* _Provided records_
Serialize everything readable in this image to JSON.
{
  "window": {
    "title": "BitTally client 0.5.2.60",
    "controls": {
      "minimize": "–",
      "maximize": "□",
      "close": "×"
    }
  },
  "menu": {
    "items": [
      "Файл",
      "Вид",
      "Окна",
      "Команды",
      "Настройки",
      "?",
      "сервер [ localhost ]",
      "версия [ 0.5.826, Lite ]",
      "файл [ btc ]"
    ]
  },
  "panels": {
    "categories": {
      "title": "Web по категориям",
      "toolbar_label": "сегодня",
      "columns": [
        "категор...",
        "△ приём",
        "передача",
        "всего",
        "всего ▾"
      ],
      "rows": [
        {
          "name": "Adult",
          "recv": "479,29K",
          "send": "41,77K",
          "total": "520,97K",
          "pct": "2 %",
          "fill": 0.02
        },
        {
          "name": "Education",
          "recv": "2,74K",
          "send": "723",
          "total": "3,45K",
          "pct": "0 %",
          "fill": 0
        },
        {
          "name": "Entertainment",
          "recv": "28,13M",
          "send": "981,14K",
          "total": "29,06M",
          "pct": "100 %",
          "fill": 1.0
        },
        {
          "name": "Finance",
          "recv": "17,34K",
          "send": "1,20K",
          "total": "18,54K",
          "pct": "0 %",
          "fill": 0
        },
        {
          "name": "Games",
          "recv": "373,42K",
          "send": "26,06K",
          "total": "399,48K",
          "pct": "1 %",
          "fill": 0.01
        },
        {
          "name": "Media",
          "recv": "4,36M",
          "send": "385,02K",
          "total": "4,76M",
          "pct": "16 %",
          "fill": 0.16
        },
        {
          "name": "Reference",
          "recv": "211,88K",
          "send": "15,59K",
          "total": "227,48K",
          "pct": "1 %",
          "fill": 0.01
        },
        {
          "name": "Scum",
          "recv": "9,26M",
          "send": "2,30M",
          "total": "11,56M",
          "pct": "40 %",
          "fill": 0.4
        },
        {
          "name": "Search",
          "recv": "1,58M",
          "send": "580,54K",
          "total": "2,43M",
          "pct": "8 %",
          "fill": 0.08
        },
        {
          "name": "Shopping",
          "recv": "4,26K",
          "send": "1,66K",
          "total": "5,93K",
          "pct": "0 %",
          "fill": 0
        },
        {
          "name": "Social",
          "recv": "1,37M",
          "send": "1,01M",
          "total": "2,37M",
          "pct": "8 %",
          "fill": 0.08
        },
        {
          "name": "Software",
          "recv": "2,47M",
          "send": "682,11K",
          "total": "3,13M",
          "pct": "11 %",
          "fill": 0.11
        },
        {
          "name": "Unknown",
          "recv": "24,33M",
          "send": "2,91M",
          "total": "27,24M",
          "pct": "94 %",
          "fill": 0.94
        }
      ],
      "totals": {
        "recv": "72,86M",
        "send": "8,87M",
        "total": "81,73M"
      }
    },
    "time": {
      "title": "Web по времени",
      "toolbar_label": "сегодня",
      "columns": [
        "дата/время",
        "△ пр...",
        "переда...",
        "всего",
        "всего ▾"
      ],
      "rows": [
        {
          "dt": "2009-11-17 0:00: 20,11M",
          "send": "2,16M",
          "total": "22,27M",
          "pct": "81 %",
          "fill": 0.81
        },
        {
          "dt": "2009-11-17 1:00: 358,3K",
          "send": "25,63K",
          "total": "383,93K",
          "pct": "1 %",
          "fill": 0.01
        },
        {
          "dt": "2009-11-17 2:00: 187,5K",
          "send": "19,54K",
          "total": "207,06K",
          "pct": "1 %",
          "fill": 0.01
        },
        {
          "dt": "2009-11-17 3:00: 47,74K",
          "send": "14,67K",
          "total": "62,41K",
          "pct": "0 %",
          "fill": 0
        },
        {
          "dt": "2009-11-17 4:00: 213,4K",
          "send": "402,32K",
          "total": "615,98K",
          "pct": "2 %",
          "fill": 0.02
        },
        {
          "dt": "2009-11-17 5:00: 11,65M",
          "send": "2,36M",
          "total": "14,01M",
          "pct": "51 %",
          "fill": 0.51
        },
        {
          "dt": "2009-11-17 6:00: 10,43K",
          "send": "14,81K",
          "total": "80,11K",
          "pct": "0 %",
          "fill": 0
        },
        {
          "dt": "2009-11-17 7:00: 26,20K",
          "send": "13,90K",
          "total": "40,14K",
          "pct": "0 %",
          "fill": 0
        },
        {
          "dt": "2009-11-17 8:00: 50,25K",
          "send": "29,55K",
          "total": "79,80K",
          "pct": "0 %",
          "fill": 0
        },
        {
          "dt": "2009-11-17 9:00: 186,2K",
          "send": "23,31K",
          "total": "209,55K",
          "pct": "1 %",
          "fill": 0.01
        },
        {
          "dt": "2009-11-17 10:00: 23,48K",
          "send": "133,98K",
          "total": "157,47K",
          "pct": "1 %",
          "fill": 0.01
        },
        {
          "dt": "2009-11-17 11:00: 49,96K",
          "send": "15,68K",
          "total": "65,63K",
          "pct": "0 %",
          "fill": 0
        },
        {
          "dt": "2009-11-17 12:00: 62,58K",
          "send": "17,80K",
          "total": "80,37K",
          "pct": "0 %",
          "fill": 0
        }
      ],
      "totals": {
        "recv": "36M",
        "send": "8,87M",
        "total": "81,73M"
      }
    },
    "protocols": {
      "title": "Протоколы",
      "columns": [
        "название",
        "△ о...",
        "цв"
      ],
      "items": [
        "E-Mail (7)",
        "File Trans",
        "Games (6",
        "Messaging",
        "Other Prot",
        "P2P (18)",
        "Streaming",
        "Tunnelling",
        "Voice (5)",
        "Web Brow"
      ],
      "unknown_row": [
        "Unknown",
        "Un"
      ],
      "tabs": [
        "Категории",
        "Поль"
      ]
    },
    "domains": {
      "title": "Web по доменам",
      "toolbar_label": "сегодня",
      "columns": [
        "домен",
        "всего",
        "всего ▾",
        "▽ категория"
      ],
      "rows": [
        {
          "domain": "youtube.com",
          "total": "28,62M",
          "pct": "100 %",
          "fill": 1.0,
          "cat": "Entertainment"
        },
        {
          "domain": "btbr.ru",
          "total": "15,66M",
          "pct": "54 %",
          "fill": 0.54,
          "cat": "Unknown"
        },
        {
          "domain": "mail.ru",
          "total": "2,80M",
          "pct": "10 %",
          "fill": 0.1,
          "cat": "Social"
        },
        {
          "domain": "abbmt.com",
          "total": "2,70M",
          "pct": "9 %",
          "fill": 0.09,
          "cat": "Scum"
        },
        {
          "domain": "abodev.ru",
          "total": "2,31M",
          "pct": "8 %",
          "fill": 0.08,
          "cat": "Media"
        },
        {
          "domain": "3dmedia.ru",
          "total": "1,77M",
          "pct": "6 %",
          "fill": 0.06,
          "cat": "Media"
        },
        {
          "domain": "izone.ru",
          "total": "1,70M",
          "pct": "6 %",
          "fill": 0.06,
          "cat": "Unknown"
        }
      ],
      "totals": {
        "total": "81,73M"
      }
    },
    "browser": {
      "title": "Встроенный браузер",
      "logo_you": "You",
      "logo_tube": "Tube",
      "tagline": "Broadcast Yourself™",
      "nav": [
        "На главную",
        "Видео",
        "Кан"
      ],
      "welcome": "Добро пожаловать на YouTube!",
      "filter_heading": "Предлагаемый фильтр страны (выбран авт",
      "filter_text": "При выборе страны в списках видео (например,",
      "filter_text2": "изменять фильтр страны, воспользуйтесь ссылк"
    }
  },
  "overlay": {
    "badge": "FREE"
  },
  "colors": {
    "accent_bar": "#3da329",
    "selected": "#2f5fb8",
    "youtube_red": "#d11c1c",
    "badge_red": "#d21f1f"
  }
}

* _What is asked_
Output all preceding records character for character.

* _In response_
Serialize everything readable in this image to JSON.
{
  "window": {
    "title": "BitTally client 0.5.2.60",
    "controls": {
      "minimize": "–",
      "maximize": "□",
      "close": "×"
    }
  },
  "menu": {
    "items": [
      "Файл",
      "Вид",
      "Окна",
      "Команды",
      "Настройки",
      "?",
      "сервер [ localhost ]",
      "версия [ 0.5.826, Lite ]",
      "файл [ btc ]"
    ]
  },
  "panels": {
    "categories": {
      "title": "Web по категориям",
      "toolbar_label": "сегодня",
      "columns": [
        "категор...",
        "△ приём",
        "передача",
        "всего",
        "всего ▾"
      ],
      "rows": [
        {
          "name": "Adult",
          "recv": "479,29K",
          "send": "41,77K",
          "total": "520,97K",
          "pct": "2 %",
          "fill": 0.02
        },
        {
          "name": "Education",
          "recv": "2,74K",
          "send": "723",
          "total": "3,45K",
          "pct": "0 %",
          "fill": 0
        },
        {
          "name": "Entertainment",
          "recv": "28,13M",
          "send": "981,14K",
          "total": "29,06M",
          "pct": "100 %",
          "fill": 1.0
        },
        {
          "name": "Finance",
          "recv": "17,34K",
          "send": "1,20K",
          "total": "18,54K",
          "pct": "0 %",
          "fill": 0
        },
        {
          "name": "Games",
          "recv": "373,42K",
          "send": "26,06K",
          "total": "399,48K",
          "pct": "1 %",
          "fill": 0.01
        },
        {
          "name": "Media",
          "recv": "4,36M",
          "send": "385,02K",
          "total": "4,76M",
          "pct": "16 %",
          "fill": 0.16
        },
        {
          "name": "Reference",
          "recv": "211,88K",
          "send": "15,59K",
          "total": "227,48K",
          "pct": "1 %",
          "fill": 0.01
        },
        {
          "name": "Scum",
          "recv": "9,26M",
          "send": "2,30M",
          "total": "11,56M",
          "pct": "40 %",
          "fill": 0.4
        },
        {
          "name": "Search",
          "recv": "1,58M",
          "send": "580,54K",
          "total": "2,43M",
          "pct": "8 %",
          "fill": 0.08
        },
        {
          "name": "Shopping",
          "recv": "4,26K",
          "send": "1,66K",
          "total": "5,93K",
          "pct": "0 %",
          "fill": 0
        },
        {
          "name": "Social",
          "recv": "1,37M",
          "send": "1,01M",
          "total": "2,37M",
          "pct": "8 %",
          "fill": 0.08
        },
        {
          "name": "Software",
          "recv": "2,47M",
          "send": "682,11K",
          "total": "3,13M",
          "pct": "11 %",
          "fill": 0.11
        },
        {
          "name": "Unknown",
          "recv": "24,33M",
          "send": "2,91M",
          "total": "27,24M",
          "pct": "94 %",
          "fill": 0.94
        }
      ],
      "totals": {
        "recv": "72,86M",
        "send": "8,87M",
        "total": "81,73M"
      }
    },
    "time": {
      "title": "Web по времени",
      "toolbar_label": "сегодня",
      "columns": [
        "дата/время",
        "△ пр...",
        "переда...",
        "всего",
        "всего ▾"
      ],
      "rows": [
        {
          "dt": "2009-11-17 0:00: 20,11M",
          "send": "2,16M",
          "total": "22,27M",
          "pct": "81 %",
          "fill": 0.81
        },
        {
          "dt": "2009-11-17 1:00: 358,3K",
          "send": "25,63K",
          "total": "383,93K",
          "pct": "1 %",
          "fill": 0.01
        },
        {
          "dt": "2009-11-17 2:00: 187,5K",
          "send": "19,54K",
          "total": "207,06K",
          "pct": "1 %",
          "fill": 0.01
        },
        {
          "dt": "2009-11-17 3:00: 47,74K",
          "send": "14,67K",
          "total": "62,41K",
          "pct": "0 %",
          "fill": 0
        },
        {
          "dt": "2009-11-17 4:00: 213,4K",
          "send": "402,32K",
          "total": "615,98K",
          "pct": "2 %",
          "fill": 0.02
        },
        {
          "dt": "2009-11-17 5:00: 11,65M",
          "send": "2,36M",
          "total": "14,01M",
          "pct": "51 %",
          "fill": 0.51
        },
        {
          "dt": "2009-11-17 6:00: 10,43K",
          "send": "14,81K",
          "total": "80,11K",
          "pct": "0 %",
          "fill": 0
        },
        {
          "dt": "2009-11-17 7:00: 26,20K",
          "send": "13,90K",
          "total": "40,14K",
          "pct": "0 %",
          "fill": 0
        },
        {
          "dt": "2009-11-17 8:00: 50,25K",
          "send": "29,55K",
          "total": "79,80K",
          "pct": "0 %",
          "fill": 0
        },
        {
          "dt": "2009-11-17 9:00: 186,2K",
          "send": "23,31K",
          "total": "209,55K",
          "pct": "1 %",
          "fill": 0.01
        },
        {
          "dt": "2009-11-17 10:00: 23,48K",
          "send": "133,98K",
          "total": "157,47K",
          "pct": "1 %",
          "fill": 0.01
        },
        {
          "dt": "2009-11-17 11:00: 49,96K",
          "send": "15,68K",
          "total": "65,63K",
          "pct": "0 %",
          "fill": 0
        },
        {
          "dt": "2009-11-17 12:00: 62,58K",
          "send": "17,80K",
          "total": "80,37K",
          "pct": "0 %",
          "fill": 0
        }
      ],
      "totals": {
        "recv": "36M",
        "send": "8,87M",
        "total": "81,73M"
      }
    },
    "protocols": {
      "title": "Протоколы",
      "columns": [
        "название",
        "△ о...",
        "цв"
      ],
      "items": [
        "E-Mail (7)",
        "File Trans",
        "Games (6",
        "Messaging",
        "Other Prot",
        "P2P (18)",
        "Streaming",
        "Tunnelling",
        "Voice (5)",
        "Web Brow"
      ],
      "unknown_row": [
        "Unknown",
        "Un"
      ],
      "tabs": [
        "Категории",
        "Поль"
      ]
    },
    "domains": {
      "title": "Web по доменам",
      "toolbar_label": "сегодня",
      "columns": [
        "домен",
        "всего",
        "всего ▾",
        "▽ категория"
      ],
      "rows": [
        {
          "domain": "youtube.com",
          "total": "28,62M",
          "pct": "100 %",
          "fill": 1.0,
          "cat": "Entertainment"
        },
        {
          "domain": "btbr.ru",
          "total": "15,66M",
          "pct": "54 %",
          "fill": 0.54,
          "cat": "Unknown"
        },
        {
          "domain": "mail.ru",
          "total": "2,80M",
          "pct": "10 %",
          "fill": 0.1,
          "cat": "Social"
        },
        {
          "domain": "abbmt.com",
          "total": "2,70M",
          "pct": "9 %",
          "fill": 0.09,
          "cat": "Scum"
        },
        {
          "domain": "abodev.ru",
          "total": "2,31M",
          "pct": "8 %",
          "fill": 0.08,
          "cat": "Media"
        },
        {
          "domain": "3dmedia.ru",
          "total": "1,77M",
          "pct": "6 %",
          "fill": 0.06,
          "cat": "Media"
        },
        {
          "domain": "izone.ru",
          "total": "1,70M",
          "pct": "6 %",
          "fill": 0.06,
          "cat": "Unknown"
        }
      ],
      "totals": {
        "total": "81,73M"
      }
    },
    "browser": {
      "title": "Встроенный браузер",
      "logo_you": "You",
      "logo_tube": "Tube",
      "tagline": "Broadcast Yourself™",
      "nav": [
        "На главную",
        "Видео",
        "Кан"
      ],
      "welcome": "Добро пожаловать на YouTube!",
      "filter_heading": "Предлагаемый фильтр страны (выбран авт",
      "filter_text": "При выборе страны в списках видео (например,",
      "filter_text2": "изменять фильтр страны, воспользуйтесь ссылк"
    }
  },
  "overlay": {
    "badge": "FREE"
  },
  "colors": {
    "accent_bar": "#3da329",
    "selected": "#2f5fb8",
    "youtube_red": "#d11c1c",
    "badge_red": "#d21f1f"
  }
}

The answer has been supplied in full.